=== PROBLEM DETAILS ===
Produce a word-for-word copy of the listing below without its pictures.

Saved entries:
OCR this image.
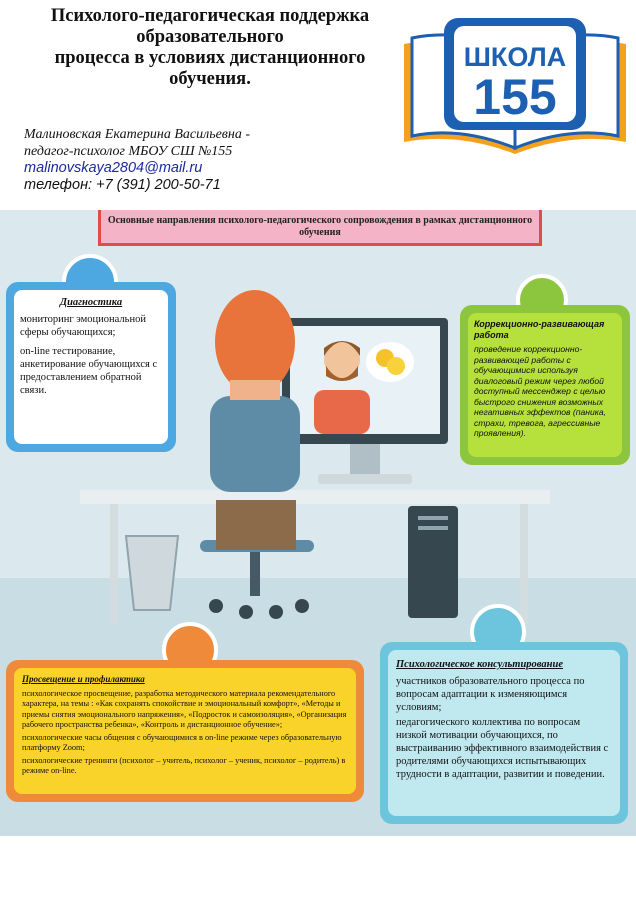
Психолого-педагогическая поддержка
образовательного
процесса в условиях дистанционного
обучения.
Малиновская Екатерина Васильевна -
педагог-психолог МБОУ СШ №155
malinovskaya2804@mail.ru
телефон: +7 (391) 200-50-71
ШКОЛА
155
Основные направления психолого-педагогического сопровождения в рамках дистанционного обучения
Диагностика
мониторинг эмоциональной сферы обучающихся;
on-line тестирование, анкетирование обучающихся с предоставлением обратной связи.
Коррекционно-развивающая работа
проведение коррекционно-развивающей работы с обучающимися используя диалоговый режим через любой доступный мессенджер с целью быстрого снижения возможных негативных эффектов (паника, страхи, тревога, агрессивные проявления).
Просвещение и профилактика
психологическое просвещение, разработка методического материала рекомендательного характера, на темы : «Как сохранять спокойствие и эмоциональный комфорт», «Методы и приемы снятия эмоционального напряжения», «Подросток и самоизоляция», «Организация рабочего пространства ребенка», «Контроль и дистанционное обучение»;
психологические часы общения с обучающимися в on-line режиме через образовательную платформу Zoom;
психологические тренинги (психолог – учитель, психолог – ученик, психолог – родитель) в режиме on-line.
Психологическое консультирование
участников образовательного процесса по вопросам адаптации к изменяющимся условиям;
педагогического коллектива по вопросам низкой мотивации обучающихся, по выстраиванию эффективного взаимодействия с родителями обучающихся испытывающих трудности в адаптации, развитии и поведении.
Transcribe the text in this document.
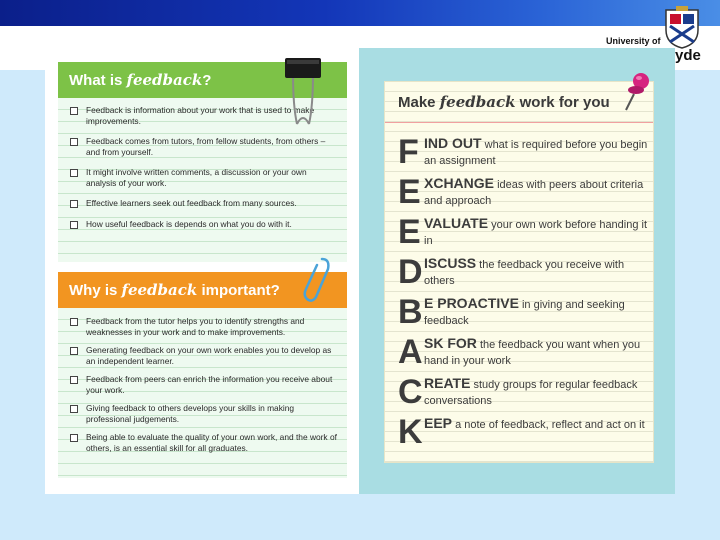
University of
yde
What is feedback?
Feedback is information about your work that is used to make improvements.
Feedback comes from tutors, from fellow students, from others – and from yourself.
It might involve written comments, a discussion or your own analysis of your work.
Effective learners seek out feedback from many sources.
How useful feedback is depends on what you do with it.
Why is feedback important?
Feedback from the tutor helps you to identify strengths and weaknesses in your work and to make improvements.
Generating feedback on your own work enables you to develop as an independent learner.
Feedback from peers can enrich the information you receive about your work.
Giving feedback to others develops your skills in making professional judgements.
Being able to evaluate the quality of your own work, and the work of others, is an essential skill for all graduates.
Make feedback work for you
F IND OUT what is required before you begin an assignment
E XCHANGE ideas with peers about criteria and approach
E VALUATE your own work before handing it in
D ISCUSS the feedback you receive with others
B E PROACTIVE in giving and seeking feedback
A SK FOR the feedback you want when you hand in your work
C REATE study groups for regular feedback conversations
K EEP a note of feedback, reflect and act on it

=== TASK RESPONSE ===
OCR this image.
Психолого-педагогическая поддержка
образовательного
процесса в условиях дистанционного
обучения.
Малиновская Екатерина Васильевна -
педагог-психолог МБОУ СШ №155
malinovskaya2804@mail.ru
телефон: +7 (391) 200-50-71
ШКОЛА
155
Основные направления психолого-педагогического сопровождения в рамках дистанционного обучения
Диагностика
мониторинг эмоциональной сферы обучающихся;
on-line тестирование, анкетирование обучающихся с предоставлением обратной связи.
Коррекционно-развивающая работа
проведение коррекционно-развивающей работы с обучающимися используя диалоговый режим через любой доступный мессенджер с целью быстрого снижения возможных негативных эффектов (паника, страхи, тревога, агрессивные проявления).
Просвещение и профилактика
психологическое просвещение, разработка методического материала рекомендательного характера, на темы : «Как сохранять спокойствие и эмоциональный комфорт», «Методы и приемы снятия эмоционального напряжения», «Подросток и самоизоляция», «Организация рабочего пространства ребенка», «Контроль и дистанционное обучение»;
психологические часы общения с обучающимися в on-line режиме через образовательную платформу Zoom;
психологические тренинги (психолог – учитель, психолог – ученик, психолог – родитель) в режиме on-line.
Психологическое консультирование
участников образовательного процесса по вопросам адаптации к изменяющимся условиям;
педагогического коллектива по вопросам низкой мотивации обучающихся, по выстраиванию эффективного взаимодействия с родителями обучающихся испытывающих трудности в адаптации, развитии и поведении.
Transcribe the text in this document.
University of
yde
What is feedback?
Feedback is information about your work that is used to make improvements.
Feedback comes from tutors, from fellow students, from others – and from yourself.
It might involve written comments, a discussion or your own analysis of your work.
Effective learners seek out feedback from many sources.
How useful feedback is depends on what you do with it.
Why is feedback important?
Feedback from the tutor helps you to identify strengths and weaknesses in your work and to make improvements.
Generating feedback on your own work enables you to develop as an independent learner.
Feedback from peers can enrich the information you receive about your work.
Giving feedback to others develops your skills in making professional judgements.
Being able to evaluate the quality of your own work, and the work of others, is an essential skill for all graduates.
Make feedback work for you
F IND OUT what is required before you begin an assignment
E XCHANGE ideas with peers about criteria and approach
E VALUATE your own work before handing it in
D ISCUSS the feedback you receive with others
B E PROACTIVE in giving and seeking feedback
A SK FOR the feedback you want when you hand in your work
C REATE study groups for regular feedback conversations
K EEP a note of feedback, reflect and act on it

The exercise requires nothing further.